Provided entries -
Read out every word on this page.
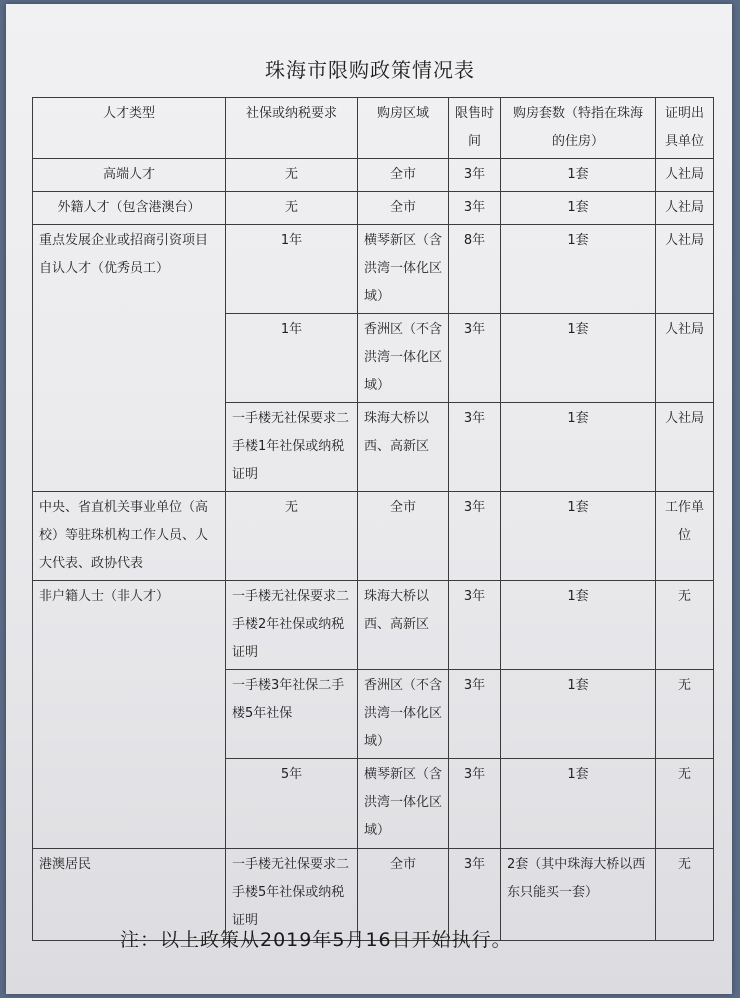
珠海市限购政策情况表
人才类型	社保或纳税要求	购房区域	限售时间	购房套数（特指在珠海的住房）	证明出具单位
高端人才	无	全市	3年	1套	人社局
外籍人才（包含港澳台）	无	全市	3年	1套	人社局
重点发展企业或招商引资项目自认人才（优秀员工）	1年	横琴新区（含洪湾一体化区域）	8年	1套	人社局
	1年	香洲区（不含洪湾一体化区域）	3年	1套	人社局
	一手楼无社保要求二手楼1年社保或纳税证明	珠海大桥以西、高新区	3年	1套	人社局
中央、省直机关事业单位（高校）等驻珠机构工作人员、人大代表、政协代表	无	全市	3年	1套	工作单位
非户籍人士（非人才）	一手楼无社保要求二手楼2年社保或纳税证明	珠海大桥以西、高新区	3年	1套	无
	一手楼3年社保二手楼5年社保	香洲区（不含洪湾一体化区域）	3年	1套	无
	5年	横琴新区（含洪湾一体化区域）	3年	1套	无
港澳居民	一手楼无社保要求二手楼5年社保或纳税证明	全市	3年	2套（其中珠海大桥以西东只能买一套）	无
注：以上政策从2019年5月16日开始执行。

Given exercise - Return all lines with the word "不含洪湾一体化区域" in them.

Response to this exercise -
	1年	香洲区（不含洪湾一体化区域）	3年	1套	人社局
	一手楼3年社保二手楼5年社保	香洲区（不含洪湾一体化区域）	3年	1套	无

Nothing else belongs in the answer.